-- Texto proporcionado --
Por el contrario, hay otros espacios en los que se hace muy difícil encontrar las mejores palabras y las actitudes más constructivas: aquellos espacios más públicos e impersonales (los medios de comunicación, los encuentros políticos, las relaciones comerciales, las discusiones académicas o ideológicas, etc.). En esos sitios fácilmente nos dejamos llevar hacia las conversaciones superficiales, y en ellos, es más difícil la convivencia y la comunicación auténticas; son espacios en los que se potencian las actitudes defensivas, los temores y las angustias.

Solo en las familias y en los círculos de relaciones más cercanas y afectivas, podemos generar la posibilidad de que esta pandemia no se apodere de nuestros corazones y de nuestra libertad. Solo en esos ámbitos más protegidos y resguardados, podemos permitir que nuestros temores se aquieten y que de esa forma seamos capaces de descubrir algún sentido, algún mensaje, en los angustiosos hechos de este tiempo desconcertante. Cuando logramos revestir de palabras lo que ocurre en nuestro interior somos capaces de transformar la paranoia (desconfianza y temor injustificados) en un conocimiento de la realidad que permita respuestas serenas y realistas.

-- Entradas proporcionadas --
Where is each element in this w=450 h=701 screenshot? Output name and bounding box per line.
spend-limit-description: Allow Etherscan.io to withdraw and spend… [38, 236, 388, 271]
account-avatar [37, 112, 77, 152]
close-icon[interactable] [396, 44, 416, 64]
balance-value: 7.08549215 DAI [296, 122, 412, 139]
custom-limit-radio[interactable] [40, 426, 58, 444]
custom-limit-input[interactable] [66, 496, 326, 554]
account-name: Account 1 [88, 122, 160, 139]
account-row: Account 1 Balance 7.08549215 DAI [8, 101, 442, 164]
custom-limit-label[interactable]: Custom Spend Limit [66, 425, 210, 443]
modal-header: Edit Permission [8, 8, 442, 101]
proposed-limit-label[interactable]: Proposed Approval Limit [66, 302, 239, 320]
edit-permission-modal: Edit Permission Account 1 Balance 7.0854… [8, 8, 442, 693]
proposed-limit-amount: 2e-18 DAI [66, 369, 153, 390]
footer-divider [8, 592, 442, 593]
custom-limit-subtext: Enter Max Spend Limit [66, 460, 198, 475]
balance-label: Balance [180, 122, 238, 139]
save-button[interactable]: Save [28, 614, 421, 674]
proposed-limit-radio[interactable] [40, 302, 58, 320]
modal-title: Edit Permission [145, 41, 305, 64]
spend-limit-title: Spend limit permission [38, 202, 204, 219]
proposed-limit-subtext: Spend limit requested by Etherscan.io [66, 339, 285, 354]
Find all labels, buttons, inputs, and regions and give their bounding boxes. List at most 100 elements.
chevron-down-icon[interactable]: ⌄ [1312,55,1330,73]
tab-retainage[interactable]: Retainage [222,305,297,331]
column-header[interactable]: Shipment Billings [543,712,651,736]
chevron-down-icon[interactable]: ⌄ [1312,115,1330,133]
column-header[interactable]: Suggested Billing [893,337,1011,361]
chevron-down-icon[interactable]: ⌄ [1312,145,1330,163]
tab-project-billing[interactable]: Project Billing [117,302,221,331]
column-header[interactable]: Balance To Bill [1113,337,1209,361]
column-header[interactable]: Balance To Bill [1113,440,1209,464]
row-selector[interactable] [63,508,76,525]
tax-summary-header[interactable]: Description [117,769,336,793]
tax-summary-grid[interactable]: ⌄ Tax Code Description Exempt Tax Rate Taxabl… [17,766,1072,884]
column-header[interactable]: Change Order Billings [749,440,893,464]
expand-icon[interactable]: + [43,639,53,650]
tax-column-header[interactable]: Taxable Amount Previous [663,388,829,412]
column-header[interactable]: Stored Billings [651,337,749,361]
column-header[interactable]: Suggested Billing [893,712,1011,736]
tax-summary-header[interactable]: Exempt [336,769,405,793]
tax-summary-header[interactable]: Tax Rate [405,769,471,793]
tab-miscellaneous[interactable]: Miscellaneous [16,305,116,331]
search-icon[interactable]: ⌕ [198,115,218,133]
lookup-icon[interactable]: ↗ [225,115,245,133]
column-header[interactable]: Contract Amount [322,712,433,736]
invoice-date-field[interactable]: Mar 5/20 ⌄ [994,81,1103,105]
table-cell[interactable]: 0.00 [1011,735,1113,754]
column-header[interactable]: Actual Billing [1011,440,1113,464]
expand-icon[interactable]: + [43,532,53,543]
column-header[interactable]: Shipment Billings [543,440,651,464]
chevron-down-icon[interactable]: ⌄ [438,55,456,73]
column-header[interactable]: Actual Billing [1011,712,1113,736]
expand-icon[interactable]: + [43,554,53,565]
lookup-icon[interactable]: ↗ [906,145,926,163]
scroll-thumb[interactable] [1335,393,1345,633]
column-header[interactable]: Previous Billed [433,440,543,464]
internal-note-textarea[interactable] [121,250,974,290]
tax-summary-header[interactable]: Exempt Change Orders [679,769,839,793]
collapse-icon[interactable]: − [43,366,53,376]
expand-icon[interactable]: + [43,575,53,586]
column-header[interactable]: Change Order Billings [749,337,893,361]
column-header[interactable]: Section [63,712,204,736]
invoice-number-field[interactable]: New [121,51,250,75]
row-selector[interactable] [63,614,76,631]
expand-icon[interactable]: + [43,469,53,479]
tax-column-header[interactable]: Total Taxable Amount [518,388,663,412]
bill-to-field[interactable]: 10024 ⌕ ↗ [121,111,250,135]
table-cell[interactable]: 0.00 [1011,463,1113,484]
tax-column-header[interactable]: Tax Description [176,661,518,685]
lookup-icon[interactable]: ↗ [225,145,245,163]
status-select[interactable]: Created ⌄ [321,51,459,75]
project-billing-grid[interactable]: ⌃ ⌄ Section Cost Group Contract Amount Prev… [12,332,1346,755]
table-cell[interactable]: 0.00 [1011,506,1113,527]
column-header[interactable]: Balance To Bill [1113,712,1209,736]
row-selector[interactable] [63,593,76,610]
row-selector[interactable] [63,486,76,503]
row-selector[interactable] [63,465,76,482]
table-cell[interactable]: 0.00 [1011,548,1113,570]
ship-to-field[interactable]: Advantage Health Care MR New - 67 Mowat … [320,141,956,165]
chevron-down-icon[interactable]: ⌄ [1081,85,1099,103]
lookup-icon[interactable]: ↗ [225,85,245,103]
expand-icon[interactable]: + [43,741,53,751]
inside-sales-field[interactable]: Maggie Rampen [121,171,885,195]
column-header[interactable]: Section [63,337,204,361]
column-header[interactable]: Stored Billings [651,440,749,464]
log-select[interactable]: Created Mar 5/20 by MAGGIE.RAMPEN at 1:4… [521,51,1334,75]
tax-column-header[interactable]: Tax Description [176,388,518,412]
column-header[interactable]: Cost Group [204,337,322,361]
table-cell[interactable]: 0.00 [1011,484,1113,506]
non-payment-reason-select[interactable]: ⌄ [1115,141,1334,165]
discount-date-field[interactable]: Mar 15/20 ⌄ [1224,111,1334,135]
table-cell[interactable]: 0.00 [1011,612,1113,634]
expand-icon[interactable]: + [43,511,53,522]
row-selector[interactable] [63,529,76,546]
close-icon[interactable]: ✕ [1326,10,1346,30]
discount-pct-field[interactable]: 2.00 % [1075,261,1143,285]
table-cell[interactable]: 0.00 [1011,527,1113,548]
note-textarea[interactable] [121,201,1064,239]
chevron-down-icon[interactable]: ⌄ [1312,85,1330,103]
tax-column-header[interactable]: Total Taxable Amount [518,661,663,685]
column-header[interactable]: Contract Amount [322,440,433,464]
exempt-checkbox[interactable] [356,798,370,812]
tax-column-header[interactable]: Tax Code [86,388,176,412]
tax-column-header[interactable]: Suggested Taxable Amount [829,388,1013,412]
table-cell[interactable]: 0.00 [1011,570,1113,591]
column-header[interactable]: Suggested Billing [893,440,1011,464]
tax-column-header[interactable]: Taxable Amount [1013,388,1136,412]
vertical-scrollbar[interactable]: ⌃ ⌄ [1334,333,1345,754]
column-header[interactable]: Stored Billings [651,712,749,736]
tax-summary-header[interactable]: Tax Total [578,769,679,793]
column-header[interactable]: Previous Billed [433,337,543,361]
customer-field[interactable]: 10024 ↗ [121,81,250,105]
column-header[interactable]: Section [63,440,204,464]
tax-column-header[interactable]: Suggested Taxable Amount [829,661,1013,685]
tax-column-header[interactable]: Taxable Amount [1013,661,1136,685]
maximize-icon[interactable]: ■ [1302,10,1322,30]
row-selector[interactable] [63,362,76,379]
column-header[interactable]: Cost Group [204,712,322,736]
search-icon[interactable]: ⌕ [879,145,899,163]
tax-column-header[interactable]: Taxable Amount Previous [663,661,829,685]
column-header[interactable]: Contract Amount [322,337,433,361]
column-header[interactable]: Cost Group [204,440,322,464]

-- Tareas --
- A) ¿Cómo define el texto proporcionado la paranoia?
- B) Por favor, enumera los espacios públicos e impersonales que el texto proporcionado cita como ejemplos entre paréntesis.

-- Respuestas del ejercicio --
- A) Como desconfianza y temor injustificados.

- B) Los medios de comunicación, los encuentros políticos, las relaciones comerciales y las discusiones académicas o ideológicas.